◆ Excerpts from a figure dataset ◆
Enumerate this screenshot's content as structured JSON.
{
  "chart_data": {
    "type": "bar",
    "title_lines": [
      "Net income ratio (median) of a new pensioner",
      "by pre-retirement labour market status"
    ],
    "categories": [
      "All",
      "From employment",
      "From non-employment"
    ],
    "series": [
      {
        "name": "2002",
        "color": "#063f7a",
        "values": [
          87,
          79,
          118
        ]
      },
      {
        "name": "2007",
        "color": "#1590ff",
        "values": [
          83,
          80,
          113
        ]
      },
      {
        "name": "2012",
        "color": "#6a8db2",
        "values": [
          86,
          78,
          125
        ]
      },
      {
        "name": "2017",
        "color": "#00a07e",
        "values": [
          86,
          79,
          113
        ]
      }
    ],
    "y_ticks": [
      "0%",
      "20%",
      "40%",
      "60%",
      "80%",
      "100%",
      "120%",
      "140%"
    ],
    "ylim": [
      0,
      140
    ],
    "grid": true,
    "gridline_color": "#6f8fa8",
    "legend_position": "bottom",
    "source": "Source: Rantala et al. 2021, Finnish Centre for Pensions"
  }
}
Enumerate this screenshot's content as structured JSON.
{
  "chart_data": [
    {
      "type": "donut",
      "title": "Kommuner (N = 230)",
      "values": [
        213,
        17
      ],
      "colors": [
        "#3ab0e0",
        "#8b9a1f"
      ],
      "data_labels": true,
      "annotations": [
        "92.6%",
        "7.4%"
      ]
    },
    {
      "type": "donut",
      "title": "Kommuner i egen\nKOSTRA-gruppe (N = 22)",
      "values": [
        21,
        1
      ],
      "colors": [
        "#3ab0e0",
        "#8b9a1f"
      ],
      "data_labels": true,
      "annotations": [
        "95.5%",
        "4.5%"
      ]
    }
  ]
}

◆ Stated exercise ◆
Count the lines in the records above that hold the word "Kommuner", and give only that number.

◆ Exercise answer ◆
2